## SUPPLIED INFORMATION
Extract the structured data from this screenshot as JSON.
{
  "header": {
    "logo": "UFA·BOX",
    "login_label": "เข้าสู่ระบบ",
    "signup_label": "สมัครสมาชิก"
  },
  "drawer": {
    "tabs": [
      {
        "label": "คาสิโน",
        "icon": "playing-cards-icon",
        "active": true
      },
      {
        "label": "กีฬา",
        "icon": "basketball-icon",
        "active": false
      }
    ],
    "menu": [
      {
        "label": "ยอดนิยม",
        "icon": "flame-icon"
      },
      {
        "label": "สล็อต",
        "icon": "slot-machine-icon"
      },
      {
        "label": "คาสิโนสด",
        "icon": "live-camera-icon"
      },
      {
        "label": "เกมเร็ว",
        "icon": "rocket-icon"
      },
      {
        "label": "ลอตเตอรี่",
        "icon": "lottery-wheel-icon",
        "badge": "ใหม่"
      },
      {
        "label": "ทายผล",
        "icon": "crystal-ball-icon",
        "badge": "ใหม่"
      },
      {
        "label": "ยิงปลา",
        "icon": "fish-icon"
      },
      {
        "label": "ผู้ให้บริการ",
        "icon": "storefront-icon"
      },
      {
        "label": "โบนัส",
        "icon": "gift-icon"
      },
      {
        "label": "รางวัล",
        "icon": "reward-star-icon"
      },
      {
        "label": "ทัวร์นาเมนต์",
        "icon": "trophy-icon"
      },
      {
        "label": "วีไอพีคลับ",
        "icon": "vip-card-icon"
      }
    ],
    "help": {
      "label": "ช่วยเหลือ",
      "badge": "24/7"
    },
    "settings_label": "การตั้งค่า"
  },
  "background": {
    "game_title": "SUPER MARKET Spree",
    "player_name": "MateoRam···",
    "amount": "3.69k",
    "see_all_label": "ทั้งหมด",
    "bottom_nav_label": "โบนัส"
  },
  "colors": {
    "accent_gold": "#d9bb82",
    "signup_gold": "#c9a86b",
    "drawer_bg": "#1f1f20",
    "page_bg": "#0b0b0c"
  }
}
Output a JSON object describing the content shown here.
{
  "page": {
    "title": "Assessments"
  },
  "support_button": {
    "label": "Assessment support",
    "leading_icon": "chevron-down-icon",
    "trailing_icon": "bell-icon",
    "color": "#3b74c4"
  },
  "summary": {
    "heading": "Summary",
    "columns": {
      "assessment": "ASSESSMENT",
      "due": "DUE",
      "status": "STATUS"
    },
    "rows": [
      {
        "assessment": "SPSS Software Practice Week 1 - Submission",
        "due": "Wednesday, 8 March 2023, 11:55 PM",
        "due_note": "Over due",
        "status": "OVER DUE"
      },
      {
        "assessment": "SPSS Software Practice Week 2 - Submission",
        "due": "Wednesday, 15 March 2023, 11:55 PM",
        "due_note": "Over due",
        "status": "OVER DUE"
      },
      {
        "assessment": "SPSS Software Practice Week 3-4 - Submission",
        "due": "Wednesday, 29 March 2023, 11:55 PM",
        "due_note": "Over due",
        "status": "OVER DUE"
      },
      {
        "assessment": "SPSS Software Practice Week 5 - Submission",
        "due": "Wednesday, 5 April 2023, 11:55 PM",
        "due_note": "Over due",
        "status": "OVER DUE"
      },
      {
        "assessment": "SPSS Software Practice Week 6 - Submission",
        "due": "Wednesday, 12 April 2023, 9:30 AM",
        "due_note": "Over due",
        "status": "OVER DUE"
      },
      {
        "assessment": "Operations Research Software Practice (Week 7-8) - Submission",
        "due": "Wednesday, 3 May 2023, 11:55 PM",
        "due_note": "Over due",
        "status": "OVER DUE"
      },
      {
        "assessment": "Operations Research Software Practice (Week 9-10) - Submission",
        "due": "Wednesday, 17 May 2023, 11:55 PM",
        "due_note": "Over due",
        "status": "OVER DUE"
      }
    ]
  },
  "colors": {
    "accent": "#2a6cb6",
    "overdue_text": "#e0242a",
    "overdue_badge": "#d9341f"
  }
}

## WHAT YOU SHOULD DO
Extract every record. Keep wording exact.

## SOLUTION BELOW
Extract the structured data from this screenshot as JSON.
{
  "header": {
    "logo": "UFA·BOX",
    "login_label": "เข้าสู่ระบบ",
    "signup_label": "สมัครสมาชิก"
  },
  "drawer": {
    "tabs": [
      {
        "label": "คาสิโน",
        "icon": "playing-cards-icon",
        "active": true
      },
      {
        "label": "กีฬา",
        "icon": "basketball-icon",
        "active": false
      }
    ],
    "menu": [
      {
        "label": "ยอดนิยม",
        "icon": "flame-icon"
      },
      {
        "label": "สล็อต",
        "icon": "slot-machine-icon"
      },
      {
        "label": "คาสิโนสด",
        "icon": "live-camera-icon"
      },
      {
        "label": "เกมเร็ว",
        "icon": "rocket-icon"
      },
      {
        "label": "ลอตเตอรี่",
        "icon": "lottery-wheel-icon",
        "badge": "ใหม่"
      },
      {
        "label": "ทายผล",
        "icon": "crystal-ball-icon",
        "badge": "ใหม่"
      },
      {
        "label": "ยิงปลา",
        "icon": "fish-icon"
      },
      {
        "label": "ผู้ให้บริการ",
        "icon": "storefront-icon"
      },
      {
        "label": "โบนัส",
        "icon": "gift-icon"
      },
      {
        "label": "รางวัล",
        "icon": "reward-star-icon"
      },
      {
        "label": "ทัวร์นาเมนต์",
        "icon": "trophy-icon"
      },
      {
        "label": "วีไอพีคลับ",
        "icon": "vip-card-icon"
      }
    ],
    "help": {
      "label": "ช่วยเหลือ",
      "badge": "24/7"
    },
    "settings_label": "การตั้งค่า"
  },
  "background": {
    "game_title": "SUPER MARKET Spree",
    "player_name": "MateoRam···",
    "amount": "3.69k",
    "see_all_label": "ทั้งหมด",
    "bottom_nav_label": "โบนัส"
  },
  "colors": {
    "accent_gold": "#d9bb82",
    "signup_gold": "#c9a86b",
    "drawer_bg": "#1f1f20",
    "page_bg": "#0b0b0c"
  }
}
Output a JSON object describing the content shown here.
{
  "page": {
    "title": "Assessments"
  },
  "support_button": {
    "label": "Assessment support",
    "leading_icon": "chevron-down-icon",
    "trailing_icon": "bell-icon",
    "color": "#3b74c4"
  },
  "summary": {
    "heading": "Summary",
    "columns": {
      "assessment": "ASSESSMENT",
      "due": "DUE",
      "status": "STATUS"
    },
    "rows": [
      {
        "assessment": "SPSS Software Practice Week 1 - Submission",
        "due": "Wednesday, 8 March 2023, 11:55 PM",
        "due_note": "Over due",
        "status": "OVER DUE"
      },
      {
        "assessment": "SPSS Software Practice Week 2 - Submission",
        "due": "Wednesday, 15 March 2023, 11:55 PM",
        "due_note": "Over due",
        "status": "OVER DUE"
      },
      {
        "assessment": "SPSS Software Practice Week 3-4 - Submission",
        "due": "Wednesday, 29 March 2023, 11:55 PM",
        "due_note": "Over due",
        "status": "OVER DUE"
      },
      {
        "assessment": "SPSS Software Practice Week 5 - Submission",
        "due": "Wednesday, 5 April 2023, 11:55 PM",
        "due_note": "Over due",
        "status": "OVER DUE"
      },
      {
        "assessment": "SPSS Software Practice Week 6 - Submission",
        "due": "Wednesday, 12 April 2023, 9:30 AM",
        "due_note": "Over due",
        "status": "OVER DUE"
      },
      {
        "assessment": "Operations Research Software Practice (Week 7-8) - Submission",
        "due": "Wednesday, 3 May 2023, 11:55 PM",
        "due_note": "Over due",
        "status": "OVER DUE"
      },
      {
        "assessment": "Operations Research Software Practice (Week 9-10) - Submission",
        "due": "Wednesday, 17 May 2023, 11:55 PM",
        "due_note": "Over due",
        "status": "OVER DUE"
      }
    ]
  },
  "colors": {
    "accent": "#2a6cb6",
    "overdue_text": "#e0242a",
    "overdue_badge": "#d9341f"
  }
}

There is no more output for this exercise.